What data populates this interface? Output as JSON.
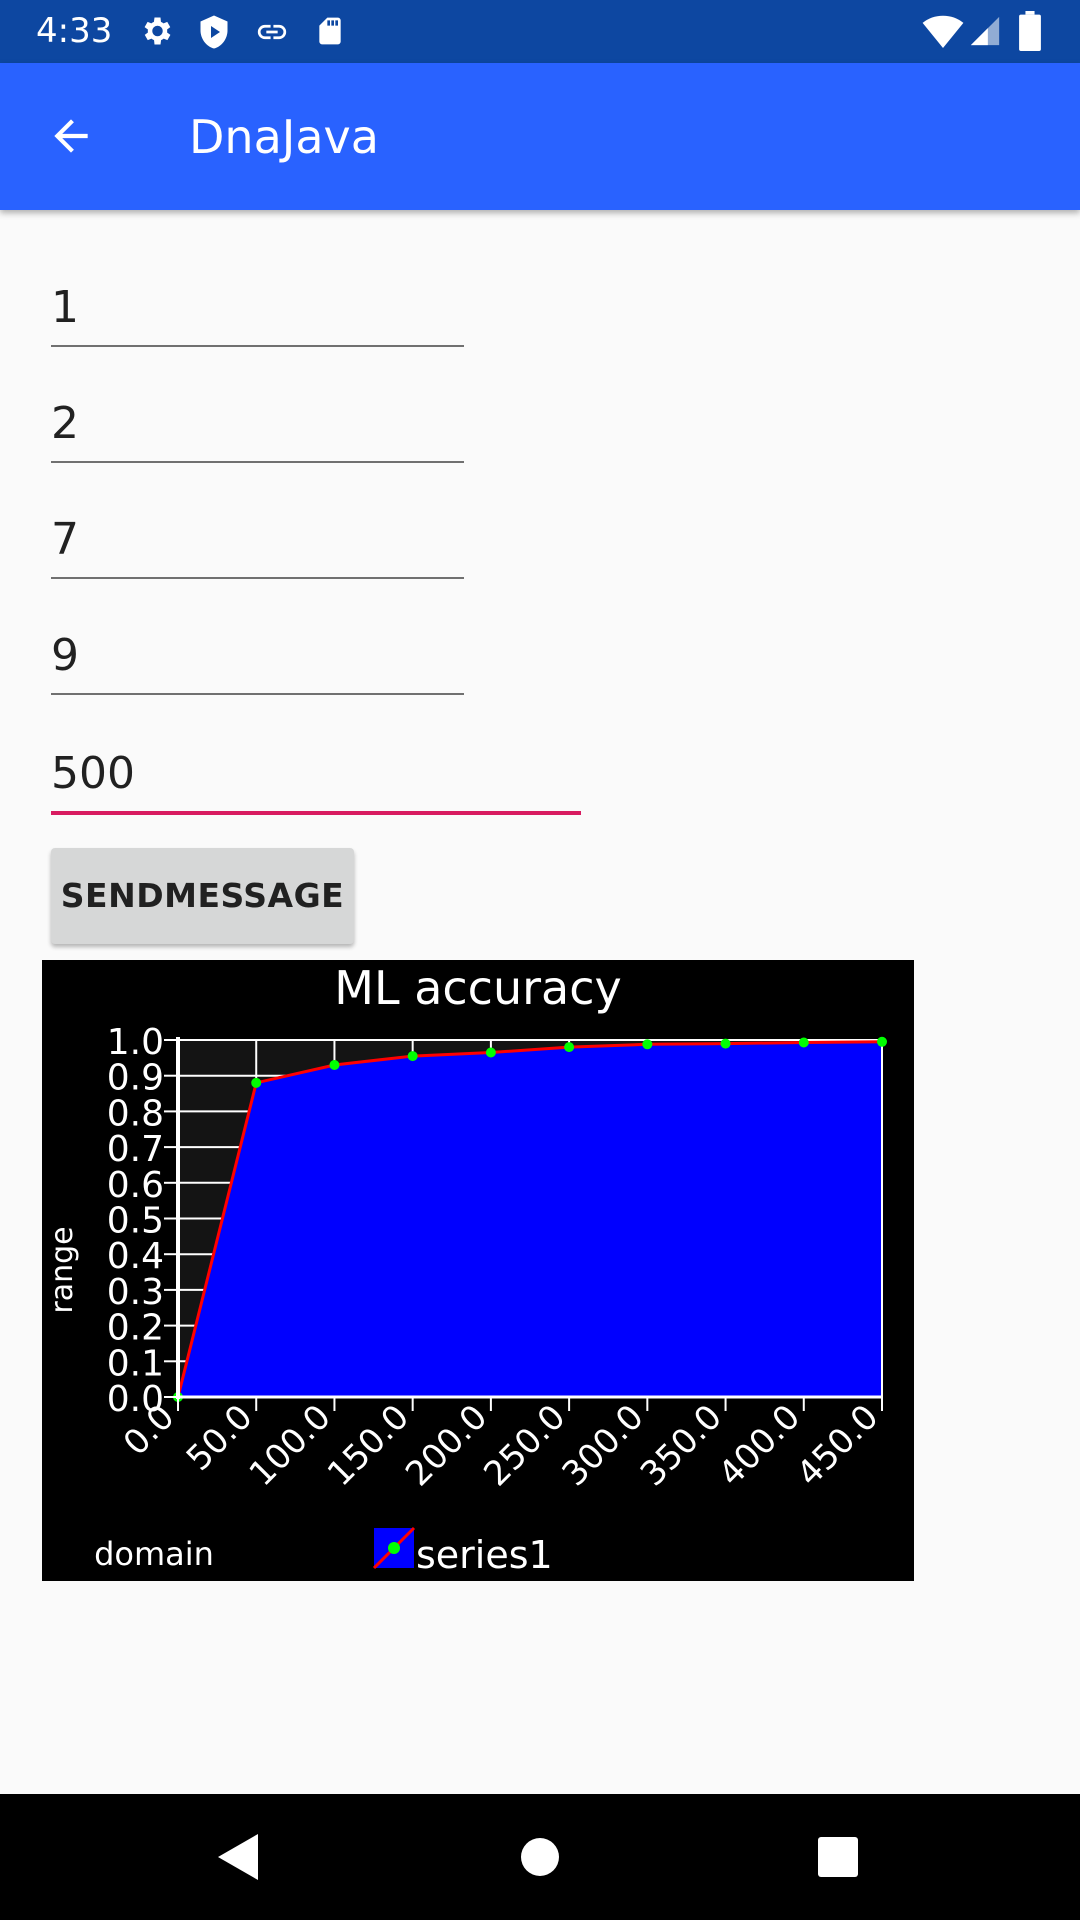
{
  "status_bar": {
    "time": "4:33",
    "icons": [
      "gear-icon",
      "shield-play-icon",
      "link-icon",
      "sd-card-icon",
      "wifi-icon",
      "signal-icon",
      "battery-icon"
    ]
  },
  "app_bar": {
    "title": "DnaJava",
    "back_icon": "arrow-back-icon",
    "color": "#2962ff"
  },
  "fields": [
    {
      "value": "1"
    },
    {
      "value": "2"
    },
    {
      "value": "7"
    },
    {
      "value": "9"
    },
    {
      "value": "500",
      "focused": true
    }
  ],
  "send_button": {
    "label": "SENDMESSAGE"
  },
  "chart_data": {
    "type": "area",
    "title": "ML accuracy",
    "xlabel": "domain",
    "ylabel": "range",
    "x": [
      0,
      50,
      100,
      150,
      200,
      250,
      300,
      350,
      400,
      450
    ],
    "series": [
      {
        "name": "series1",
        "values": [
          0.0,
          0.88,
          0.93,
          0.955,
          0.965,
          0.98,
          0.988,
          0.99,
          0.993,
          0.995
        ],
        "fill_color": "#0000ff",
        "line_color": "#ff0000",
        "point_color": "#00ff00"
      }
    ],
    "x_ticks": [
      "0.0",
      "50.0",
      "100.0",
      "150.0",
      "200.0",
      "250.0",
      "300.0",
      "350.0",
      "400.0",
      "450.0"
    ],
    "y_ticks": [
      "0.0",
      "0.1",
      "0.2",
      "0.3",
      "0.4",
      "0.5",
      "0.6",
      "0.7",
      "0.8",
      "0.9",
      "1.0"
    ],
    "xlim": [
      0,
      450
    ],
    "ylim": [
      0,
      1.0
    ],
    "grid": true,
    "legend": "bottom",
    "background": "#000000",
    "plot_background": "#141414"
  },
  "nav_bar": {
    "icons": [
      "back-triangle-icon",
      "home-circle-icon",
      "recents-square-icon"
    ]
  }
}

============================================================

» **WORK TO BE COMPLETED**: The records above need to be restated word for word, with the pictures left out.

» **SOLUTION**:
What data populates this interface? Output as JSON.
{
  "status_bar": {
    "time": "4:33",
    "icons": [
      "gear-icon",
      "shield-play-icon",
      "link-icon",
      "sd-card-icon",
      "wifi-icon",
      "signal-icon",
      "battery-icon"
    ]
  },
  "app_bar": {
    "title": "DnaJava",
    "back_icon": "arrow-back-icon",
    "color": "#2962ff"
  },
  "fields": [
    {
      "value": "1"
    },
    {
      "value": "2"
    },
    {
      "value": "7"
    },
    {
      "value": "9"
    },
    {
      "value": "500",
      "focused": true
    }
  ],
  "send_button": {
    "label": "SENDMESSAGE"
  },
  "chart_data": {
    "type": "area",
    "title": "ML accuracy",
    "xlabel": "domain",
    "ylabel": "range",
    "x": [
      0,
      50,
      100,
      150,
      200,
      250,
      300,
      350,
      400,
      450
    ],
    "series": [
      {
        "name": "series1",
        "values": [
          0.0,
          0.88,
          0.93,
          0.955,
          0.965,
          0.98,
          0.988,
          0.99,
          0.993,
          0.995
        ],
        "fill_color": "#0000ff",
        "line_color": "#ff0000",
        "point_color": "#00ff00"
      }
    ],
    "x_ticks": [
      "0.0",
      "50.0",
      "100.0",
      "150.0",
      "200.0",
      "250.0",
      "300.0",
      "350.0",
      "400.0",
      "450.0"
    ],
    "y_ticks": [
      "0.0",
      "0.1",
      "0.2",
      "0.3",
      "0.4",
      "0.5",
      "0.6",
      "0.7",
      "0.8",
      "0.9",
      "1.0"
    ],
    "xlim": [
      0,
      450
    ],
    "ylim": [
      0,
      1.0
    ],
    "grid": true,
    "legend": "bottom",
    "background": "#000000",
    "plot_background": "#141414"
  },
  "nav_bar": {
    "icons": [
      "back-triangle-icon",
      "home-circle-icon",
      "recents-square-icon"
    ]
  }
}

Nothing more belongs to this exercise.